> [Given task]: Give the number of lines that contain the string "label", and nothing else.

> [The data]:

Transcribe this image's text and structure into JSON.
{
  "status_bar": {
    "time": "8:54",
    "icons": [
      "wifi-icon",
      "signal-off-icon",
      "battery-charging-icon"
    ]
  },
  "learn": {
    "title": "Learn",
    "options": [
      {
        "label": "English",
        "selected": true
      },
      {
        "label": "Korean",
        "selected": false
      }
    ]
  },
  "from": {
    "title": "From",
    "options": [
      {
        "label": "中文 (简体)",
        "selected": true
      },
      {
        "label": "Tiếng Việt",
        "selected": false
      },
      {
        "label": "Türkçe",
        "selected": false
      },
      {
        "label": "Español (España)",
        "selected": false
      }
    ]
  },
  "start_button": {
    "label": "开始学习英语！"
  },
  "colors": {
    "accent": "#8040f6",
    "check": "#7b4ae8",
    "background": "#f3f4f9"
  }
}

> [Expected answer]: 7